The expected output is the data below, character for character, without its pictures.

Available data
[Start of section]

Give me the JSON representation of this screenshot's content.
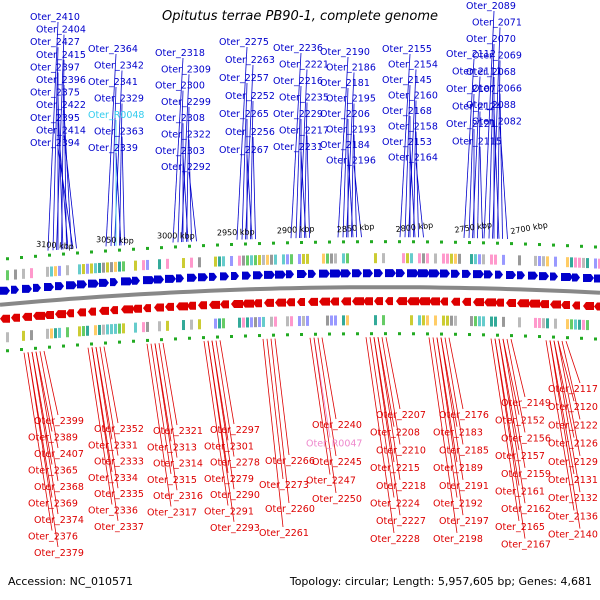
{
  "title": "Opitutus terrae PB90-1, complete genome",
  "accession": "Accession: NC_010571",
  "topology": "Topology: circular; Length: 5,957,605 bp; Genes: 4,681",
  "colors": {
    "forward": "#0000cc",
    "reverse": "#dd0000",
    "rna_forward": "#33ccee",
    "rna_reverse": "#ee88cc",
    "backbone": "#888888",
    "tick_marks": "#22aa22"
  },
  "ticks": [
    "3100 kbp",
    "3050 kbp",
    "3000 kbp",
    "2950 kbp",
    "2900 kbp",
    "2850 kbp",
    "2800 kbp",
    "2750 kbp",
    "2700 kbp"
  ],
  "top_labels": [
    "Oter_2410",
    "Oter_2404",
    "Oter_2427",
    "Oter_2415",
    "Oter_2397",
    "Oter_2396",
    "Oter_2375",
    "Oter_2422",
    "Oter_2395",
    "Oter_2414",
    "Oter_2394",
    "Oter_2364",
    "Oter_2342",
    "Oter_2341",
    "Oter_2329",
    "Oter_R0048",
    "Oter_2363",
    "Oter_2339",
    "Oter_2318",
    "Oter_2309",
    "Oter_2300",
    "Oter_2299",
    "Oter_2308",
    "Oter_2322",
    "Oter_2303",
    "Oter_2292",
    "Oter_2275",
    "Oter_2263",
    "Oter_2257",
    "Oter_2252",
    "Oter_2265",
    "Oter_2256",
    "Oter_2267",
    "Oter_2236",
    "Oter_2221",
    "Oter_2216",
    "Oter_2235",
    "Oter_2229",
    "Oter_2217",
    "Oter_2231",
    "Oter_2190",
    "Oter_2186",
    "Oter_2181",
    "Oter_2195",
    "Oter_2206",
    "Oter_2193",
    "Oter_2184",
    "Oter_2196",
    "Oter_2155",
    "Oter_2154",
    "Oter_2145",
    "Oter_2160",
    "Oter_2168",
    "Oter_2158",
    "Oter_2153",
    "Oter_2164",
    "Oter_2112",
    "Oter_2111",
    "Oter_2107",
    "Oter_2124",
    "Oter_2121",
    "Oter_2115",
    "Oter_2089",
    "Oter_2071",
    "Oter_2070",
    "Oter_2069",
    "Oter_2068",
    "Oter_2066",
    "Oter_2088",
    "Oter_2082"
  ],
  "bottom_labels": [
    "Oter_2399",
    "Oter_2389",
    "Oter_2407",
    "Oter_2365",
    "Oter_2368",
    "Oter_2369",
    "Oter_2374",
    "Oter_2376",
    "Oter_2379",
    "Oter_2352",
    "Oter_2331",
    "Oter_2333",
    "Oter_2334",
    "Oter_2335",
    "Oter_2336",
    "Oter_2337",
    "Oter_2321",
    "Oter_2313",
    "Oter_2314",
    "Oter_2315",
    "Oter_2316",
    "Oter_2317",
    "Oter_2297",
    "Oter_2301",
    "Oter_2278",
    "Oter_2279",
    "Oter_2290",
    "Oter_2291",
    "Oter_2293",
    "Oter_2266",
    "Oter_2273",
    "Oter_2260",
    "Oter_2261",
    "Oter_2240",
    "Oter_R0047",
    "Oter_2245",
    "Oter_2247",
    "Oter_2250",
    "Oter_2207",
    "Oter_2208",
    "Oter_2210",
    "Oter_2215",
    "Oter_2218",
    "Oter_2224",
    "Oter_2227",
    "Oter_2228",
    "Oter_2176",
    "Oter_2183",
    "Oter_2185",
    "Oter_2189",
    "Oter_2191",
    "Oter_2192",
    "Oter_2197",
    "Oter_2198",
    "Oter_2149",
    "Oter_2152",
    "Oter_2156",
    "Oter_2157",
    "Oter_2159",
    "Oter_2161",
    "Oter_2162",
    "Oter_2165",
    "Oter_2167",
    "Oter_2117",
    "Oter_2120",
    "Oter_2122",
    "Oter_2126",
    "Oter_2129",
    "Oter_2131",
    "Oter_2132",
    "Oter_2136",
    "Oter_2140"
  ]
}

[End of section]

Solution for this task
Give me the JSON representation of this screenshot's content.
{
  "title": "Opitutus terrae PB90-1, complete genome",
  "accession": "Accession: NC_010571",
  "topology": "Topology: circular; Length: 5,957,605 bp; Genes: 4,681",
  "colors": {
    "forward": "#0000cc",
    "reverse": "#dd0000",
    "rna_forward": "#33ccee",
    "rna_reverse": "#ee88cc",
    "backbone": "#888888",
    "tick_marks": "#22aa22"
  },
  "ticks": [
    "3100 kbp",
    "3050 kbp",
    "3000 kbp",
    "2950 kbp",
    "2900 kbp",
    "2850 kbp",
    "2800 kbp",
    "2750 kbp",
    "2700 kbp"
  ],
  "top_labels": [
    "Oter_2410",
    "Oter_2404",
    "Oter_2427",
    "Oter_2415",
    "Oter_2397",
    "Oter_2396",
    "Oter_2375",
    "Oter_2422",
    "Oter_2395",
    "Oter_2414",
    "Oter_2394",
    "Oter_2364",
    "Oter_2342",
    "Oter_2341",
    "Oter_2329",
    "Oter_R0048",
    "Oter_2363",
    "Oter_2339",
    "Oter_2318",
    "Oter_2309",
    "Oter_2300",
    "Oter_2299",
    "Oter_2308",
    "Oter_2322",
    "Oter_2303",
    "Oter_2292",
    "Oter_2275",
    "Oter_2263",
    "Oter_2257",
    "Oter_2252",
    "Oter_2265",
    "Oter_2256",
    "Oter_2267",
    "Oter_2236",
    "Oter_2221",
    "Oter_2216",
    "Oter_2235",
    "Oter_2229",
    "Oter_2217",
    "Oter_2231",
    "Oter_2190",
    "Oter_2186",
    "Oter_2181",
    "Oter_2195",
    "Oter_2206",
    "Oter_2193",
    "Oter_2184",
    "Oter_2196",
    "Oter_2155",
    "Oter_2154",
    "Oter_2145",
    "Oter_2160",
    "Oter_2168",
    "Oter_2158",
    "Oter_2153",
    "Oter_2164",
    "Oter_2112",
    "Oter_2111",
    "Oter_2107",
    "Oter_2124",
    "Oter_2121",
    "Oter_2115",
    "Oter_2089",
    "Oter_2071",
    "Oter_2070",
    "Oter_2069",
    "Oter_2068",
    "Oter_2066",
    "Oter_2088",
    "Oter_2082"
  ],
  "bottom_labels": [
    "Oter_2399",
    "Oter_2389",
    "Oter_2407",
    "Oter_2365",
    "Oter_2368",
    "Oter_2369",
    "Oter_2374",
    "Oter_2376",
    "Oter_2379",
    "Oter_2352",
    "Oter_2331",
    "Oter_2333",
    "Oter_2334",
    "Oter_2335",
    "Oter_2336",
    "Oter_2337",
    "Oter_2321",
    "Oter_2313",
    "Oter_2314",
    "Oter_2315",
    "Oter_2316",
    "Oter_2317",
    "Oter_2297",
    "Oter_2301",
    "Oter_2278",
    "Oter_2279",
    "Oter_2290",
    "Oter_2291",
    "Oter_2293",
    "Oter_2266",
    "Oter_2273",
    "Oter_2260",
    "Oter_2261",
    "Oter_2240",
    "Oter_R0047",
    "Oter_2245",
    "Oter_2247",
    "Oter_2250",
    "Oter_2207",
    "Oter_2208",
    "Oter_2210",
    "Oter_2215",
    "Oter_2218",
    "Oter_2224",
    "Oter_2227",
    "Oter_2228",
    "Oter_2176",
    "Oter_2183",
    "Oter_2185",
    "Oter_2189",
    "Oter_2191",
    "Oter_2192",
    "Oter_2197",
    "Oter_2198",
    "Oter_2149",
    "Oter_2152",
    "Oter_2156",
    "Oter_2157",
    "Oter_2159",
    "Oter_2161",
    "Oter_2162",
    "Oter_2165",
    "Oter_2167",
    "Oter_2117",
    "Oter_2120",
    "Oter_2122",
    "Oter_2126",
    "Oter_2129",
    "Oter_2131",
    "Oter_2132",
    "Oter_2136",
    "Oter_2140"
  ]
}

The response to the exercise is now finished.